start THE RECORDS

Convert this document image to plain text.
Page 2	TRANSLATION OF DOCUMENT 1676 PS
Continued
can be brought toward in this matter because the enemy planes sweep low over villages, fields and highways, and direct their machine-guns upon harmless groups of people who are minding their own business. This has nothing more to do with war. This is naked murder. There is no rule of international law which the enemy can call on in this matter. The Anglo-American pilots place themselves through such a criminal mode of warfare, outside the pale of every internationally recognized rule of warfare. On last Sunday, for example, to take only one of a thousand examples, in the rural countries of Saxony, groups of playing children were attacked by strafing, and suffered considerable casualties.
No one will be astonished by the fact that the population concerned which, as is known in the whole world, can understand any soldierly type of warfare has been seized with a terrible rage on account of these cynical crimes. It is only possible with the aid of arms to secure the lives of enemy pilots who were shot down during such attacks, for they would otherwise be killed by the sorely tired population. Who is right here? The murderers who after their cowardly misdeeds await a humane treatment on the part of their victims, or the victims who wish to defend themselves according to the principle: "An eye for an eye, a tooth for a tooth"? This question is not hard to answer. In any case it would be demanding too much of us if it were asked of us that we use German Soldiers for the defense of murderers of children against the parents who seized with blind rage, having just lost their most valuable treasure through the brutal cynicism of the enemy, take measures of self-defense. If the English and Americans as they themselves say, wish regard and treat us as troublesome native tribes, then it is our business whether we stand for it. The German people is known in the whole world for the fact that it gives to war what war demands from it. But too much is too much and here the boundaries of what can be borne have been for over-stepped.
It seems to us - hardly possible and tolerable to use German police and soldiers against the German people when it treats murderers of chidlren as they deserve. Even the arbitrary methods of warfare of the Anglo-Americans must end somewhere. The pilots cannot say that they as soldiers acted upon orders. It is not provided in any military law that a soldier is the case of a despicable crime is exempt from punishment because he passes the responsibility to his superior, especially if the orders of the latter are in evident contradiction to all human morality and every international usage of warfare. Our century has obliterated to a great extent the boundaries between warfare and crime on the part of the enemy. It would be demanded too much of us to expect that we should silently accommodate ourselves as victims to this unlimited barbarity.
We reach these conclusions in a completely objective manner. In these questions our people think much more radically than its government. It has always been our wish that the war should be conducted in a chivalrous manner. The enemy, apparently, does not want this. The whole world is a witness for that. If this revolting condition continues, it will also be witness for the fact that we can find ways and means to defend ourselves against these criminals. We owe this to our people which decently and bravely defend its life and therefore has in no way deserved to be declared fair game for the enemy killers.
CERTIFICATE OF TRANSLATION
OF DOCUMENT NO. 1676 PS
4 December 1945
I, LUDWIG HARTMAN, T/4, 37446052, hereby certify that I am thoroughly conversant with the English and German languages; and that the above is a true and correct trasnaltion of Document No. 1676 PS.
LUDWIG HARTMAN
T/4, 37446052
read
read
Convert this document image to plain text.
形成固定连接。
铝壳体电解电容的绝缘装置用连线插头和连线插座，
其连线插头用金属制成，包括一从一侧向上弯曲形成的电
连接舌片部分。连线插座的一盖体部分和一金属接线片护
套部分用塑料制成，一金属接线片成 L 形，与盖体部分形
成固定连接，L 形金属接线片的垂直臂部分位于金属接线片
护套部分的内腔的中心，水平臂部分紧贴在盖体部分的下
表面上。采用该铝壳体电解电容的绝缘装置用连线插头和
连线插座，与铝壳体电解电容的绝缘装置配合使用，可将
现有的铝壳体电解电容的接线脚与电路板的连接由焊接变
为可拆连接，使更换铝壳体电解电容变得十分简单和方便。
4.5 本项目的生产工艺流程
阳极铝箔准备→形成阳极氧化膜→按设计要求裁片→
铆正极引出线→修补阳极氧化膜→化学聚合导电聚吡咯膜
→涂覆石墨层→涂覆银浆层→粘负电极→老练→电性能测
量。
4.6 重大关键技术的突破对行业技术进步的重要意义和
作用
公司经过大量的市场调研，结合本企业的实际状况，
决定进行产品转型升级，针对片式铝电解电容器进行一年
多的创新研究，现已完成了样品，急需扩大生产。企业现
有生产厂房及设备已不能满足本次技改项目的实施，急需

end THE RECORDS

*YOUR TASK:* Repeat every entry word for word.

*ANSWER TO THIS EXERCISE:*
Convert this document image to plain text.
Page 2	TRANSLATION OF DOCUMENT 1676 PS
Continued
can be brought toward in this matter because the enemy planes sweep low over villages, fields and highways, and direct their machine-guns upon harmless groups of people who are minding their own business. This has nothing more to do with war. This is naked murder. There is no rule of international law which the enemy can call on in this matter. The Anglo-American pilots place themselves through such a criminal mode of warfare, outside the pale of every internationally recognized rule of warfare. On last Sunday, for example, to take only one of a thousand examples, in the rural countries of Saxony, groups of playing children were attacked by strafing, and suffered considerable casualties.
No one will be astonished by the fact that the population concerned which, as is known in the whole world, can understand any soldierly type of warfare has been seized with a terrible rage on account of these cynical crimes. It is only possible with the aid of arms to secure the lives of enemy pilots who were shot down during such attacks, for they would otherwise be killed by the sorely tired population. Who is right here? The murderers who after their cowardly misdeeds await a humane treatment on the part of their victims, or the victims who wish to defend themselves according to the principle: "An eye for an eye, a tooth for a tooth"? This question is not hard to answer. In any case it would be demanding too much of us if it were asked of us that we use German Soldiers for the defense of murderers of children against the parents who seized with blind rage, having just lost their most valuable treasure through the brutal cynicism of the enemy, take measures of self-defense. If the English and Americans as they themselves say, wish regard and treat us as troublesome native tribes, then it is our business whether we stand for it. The German people is known in the whole world for the fact that it gives to war what war demands from it. But too much is too much and here the boundaries of what can be borne have been for over-stepped.
It seems to us - hardly possible and tolerable to use German police and soldiers against the German people when it treats murderers of chidlren as they deserve. Even the arbitrary methods of warfare of the Anglo-Americans must end somewhere. The pilots cannot say that they as soldiers acted upon orders. It is not provided in any military law that a soldier is the case of a despicable crime is exempt from punishment because he passes the responsibility to his superior, especially if the orders of the latter are in evident contradiction to all human morality and every international usage of warfare. Our century has obliterated to a great extent the boundaries between warfare and crime on the part of the enemy. It would be demanded too much of us to expect that we should silently accommodate ourselves as victims to this unlimited barbarity.
We reach these conclusions in a completely objective manner. In these questions our people think much more radically than its government. It has always been our wish that the war should be conducted in a chivalrous manner. The enemy, apparently, does not want this. The whole world is a witness for that. If this revolting condition continues, it will also be witness for the fact that we can find ways and means to defend ourselves against these criminals. We owe this to our people which decently and bravely defend its life and therefore has in no way deserved to be declared fair game for the enemy killers.
CERTIFICATE OF TRANSLATION
OF DOCUMENT NO. 1676 PS
4 December 1945
I, LUDWIG HARTMAN, T/4, 37446052, hereby certify that I am thoroughly conversant with the English and German languages; and that the above is a true and correct trasnaltion of Document No. 1676 PS.
LUDWIG HARTMAN
T/4, 37446052
read
read
Convert this document image to plain text.
形成固定连接。
铝壳体电解电容的绝缘装置用连线插头和连线插座，
其连线插头用金属制成，包括一从一侧向上弯曲形成的电
连接舌片部分。连线插座的一盖体部分和一金属接线片护
套部分用塑料制成，一金属接线片成 L 形，与盖体部分形
成固定连接，L 形金属接线片的垂直臂部分位于金属接线片
护套部分的内腔的中心，水平臂部分紧贴在盖体部分的下
表面上。采用该铝壳体电解电容的绝缘装置用连线插头和
连线插座，与铝壳体电解电容的绝缘装置配合使用，可将
现有的铝壳体电解电容的接线脚与电路板的连接由焊接变
为可拆连接，使更换铝壳体电解电容变得十分简单和方便。
4.5 本项目的生产工艺流程
阳极铝箔准备→形成阳极氧化膜→按设计要求裁片→
铆正极引出线→修补阳极氧化膜→化学聚合导电聚吡咯膜
→涂覆石墨层→涂覆银浆层→粘负电极→老练→电性能测
量。
4.6 重大关键技术的突破对行业技术进步的重要意义和
作用
公司经过大量的市场调研，结合本企业的实际状况，
决定进行产品转型升级，针对片式铝电解电容器进行一年
多的创新研究，现已完成了样品，急需扩大生产。企业现
有生产厂房及设备已不能满足本次技改项目的实施，急需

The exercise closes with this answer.